--- Begin ---
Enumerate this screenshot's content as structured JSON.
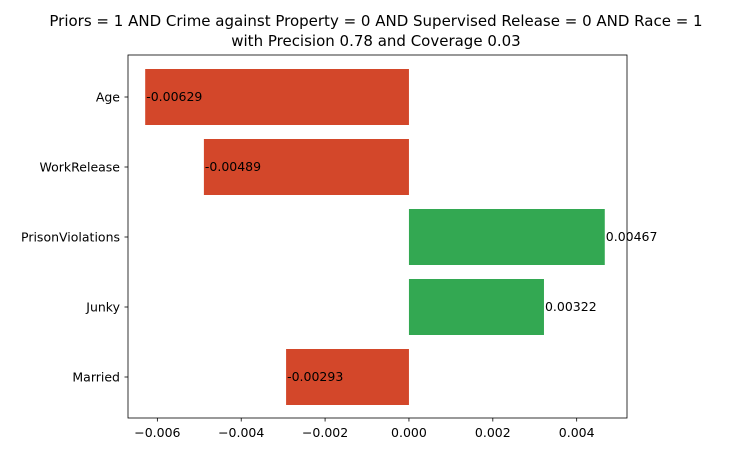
{
  "chart_data": {
    "type": "bar",
    "orientation": "horizontal",
    "title_lines": [
      "Priors = 1 AND Crime against Property = 0 AND Supervised Release = 0 AND Race = 1",
      "with Precision 0.78 and Coverage 0.03"
    ],
    "categories": [
      "Age",
      "WorkRelease",
      "PrisonViolations",
      "Junky",
      "Married"
    ],
    "values": [
      -0.00629,
      -0.00489,
      0.00467,
      0.00322,
      -0.00293
    ],
    "value_labels": [
      "-0.00629",
      "-0.00489",
      "0.00467",
      "0.00322",
      "-0.00293"
    ],
    "xlim": [
      -0.0067,
      0.0052
    ],
    "xticks": [
      -0.006,
      -0.004,
      -0.002,
      0.0,
      0.002,
      0.004
    ],
    "xtick_labels": [
      "−0.006",
      "−0.004",
      "−0.002",
      "0.000",
      "0.002",
      "0.004"
    ],
    "xlabel": "",
    "ylabel": "",
    "grid": false,
    "legend": "none",
    "colors": {
      "negative": "#d3472a",
      "positive": "#33a852",
      "axis": "#000000"
    }
  }
}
--- End ---
Task objective:
Without the pictures, transcribe the listing above exactly.

Exercise solution:
Enumerate this screenshot's content as structured JSON.
{
  "chart_data": {
    "type": "bar",
    "orientation": "horizontal",
    "title_lines": [
      "Priors = 1 AND Crime against Property = 0 AND Supervised Release = 0 AND Race = 1",
      "with Precision 0.78 and Coverage 0.03"
    ],
    "categories": [
      "Age",
      "WorkRelease",
      "PrisonViolations",
      "Junky",
      "Married"
    ],
    "values": [
      -0.00629,
      -0.00489,
      0.00467,
      0.00322,
      -0.00293
    ],
    "value_labels": [
      "-0.00629",
      "-0.00489",
      "0.00467",
      "0.00322",
      "-0.00293"
    ],
    "xlim": [
      -0.0067,
      0.0052
    ],
    "xticks": [
      -0.006,
      -0.004,
      -0.002,
      0.0,
      0.002,
      0.004
    ],
    "xtick_labels": [
      "−0.006",
      "−0.004",
      "−0.002",
      "0.000",
      "0.002",
      "0.004"
    ],
    "xlabel": "",
    "ylabel": "",
    "grid": false,
    "legend": "none",
    "colors": {
      "negative": "#d3472a",
      "positive": "#33a852",
      "axis": "#000000"
    }
  }
}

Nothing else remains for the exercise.